GIVEN INSTRUCTION: Leave the pictures out and transcribe every record exactly.

ITEMS:
┌──

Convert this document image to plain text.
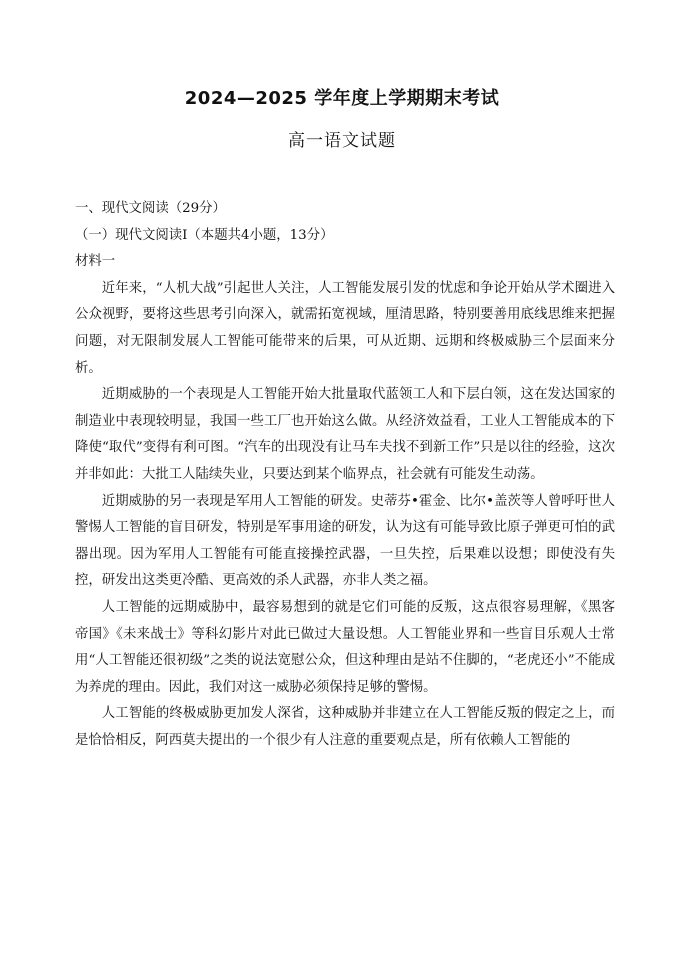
2024—2025 学年度上学期期末考试
高一语文试题

一、现代文阅读（29分）

（一）现代文阅读Ⅰ（本题共4小题，13分）

材料一

近年来，“人机大战”引起世人关注，人工智能发展引发的忧虑和争论开始从学术圈进入公众视野，要将这些思考引向深入，就需拓宽视域，厘清思路，特别要善用底线思维来把握问题，对无限制发展人工智能可能带来的后果，可从近期、远期和终极威胁三个层面来分析。

近期威胁的一个表现是人工智能开始大批量取代蓝领工人和下层白领，这在发达国家的制造业中表现较明显，我国一些工厂也开始这么做。从经济效益看，工业人工智能成本的下降使“取代”变得有利可图。“汽车的出现没有让马车夫找不到新工作”只是以往的经验，这次并非如此：大批工人陆续失业，只要达到某个临界点，社会就有可能发生动荡。

近期威胁的另一表现是军用人工智能的研发。史蒂芬•霍金、比尔•盖茨等人曾呼吁世人警惕人工智能的盲目研发，特别是军事用途的研发，认为这有可能导致比原子弹更可怕的武器出现。因为军用人工智能有可能直接操控武器，一旦失控，后果难以设想；即使没有失控，研发出这类更冷酷、更高效的杀人武器，亦非人类之福。

人工智能的远期威胁中，最容易想到的就是它们可能的反叛，这点很容易理解，《黑客帝国》《未来战士》等科幻影片对此已做过大量设想。人工智能业界和一些盲目乐观人士常用“人工智能还很初级”之类的说法宽慰公众，但这种理由是站不住脚的，“老虎还小”不能成为养虎的理由。因此，我们对这一威胁必须保持足够的警惕。

人工智能的终极威胁更加发人深省，这种威胁并非建立在人工智能反叛的假定之上，而是恰恰相反，阿西莫夫提出的一个很少有人注意的重要观点是，所有依赖人工智能的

└──

EXERCISE RESPONSE:
Convert this document image to plain text.
2024—2025 学年度上学期期末考试
高一语文试题

一、现代文阅读（29分）

（一）现代文阅读Ⅰ（本题共4小题，13分）

材料一

近年来，“人机大战”引起世人关注，人工智能发展引发的忧虑和争论开始从学术圈进入公众视野，要将这些思考引向深入，就需拓宽视域，厘清思路，特别要善用底线思维来把握问题，对无限制发展人工智能可能带来的后果，可从近期、远期和终极威胁三个层面来分析。

近期威胁的一个表现是人工智能开始大批量取代蓝领工人和下层白领，这在发达国家的制造业中表现较明显，我国一些工厂也开始这么做。从经济效益看，工业人工智能成本的下降使“取代”变得有利可图。“汽车的出现没有让马车夫找不到新工作”只是以往的经验，这次并非如此：大批工人陆续失业，只要达到某个临界点，社会就有可能发生动荡。

近期威胁的另一表现是军用人工智能的研发。史蒂芬•霍金、比尔•盖茨等人曾呼吁世人警惕人工智能的盲目研发，特别是军事用途的研发，认为这有可能导致比原子弹更可怕的武器出现。因为军用人工智能有可能直接操控武器，一旦失控，后果难以设想；即使没有失控，研发出这类更冷酷、更高效的杀人武器，亦非人类之福。

人工智能的远期威胁中，最容易想到的就是它们可能的反叛，这点很容易理解，《黑客帝国》《未来战士》等科幻影片对此已做过大量设想。人工智能业界和一些盲目乐观人士常用“人工智能还很初级”之类的说法宽慰公众，但这种理由是站不住脚的，“老虎还小”不能成为养虎的理由。因此，我们对这一威胁必须保持足够的警惕。

人工智能的终极威胁更加发人深省，这种威胁并非建立在人工智能反叛的假定之上，而是恰恰相反，阿西莫夫提出的一个很少有人注意的重要观点是，所有依赖人工智能的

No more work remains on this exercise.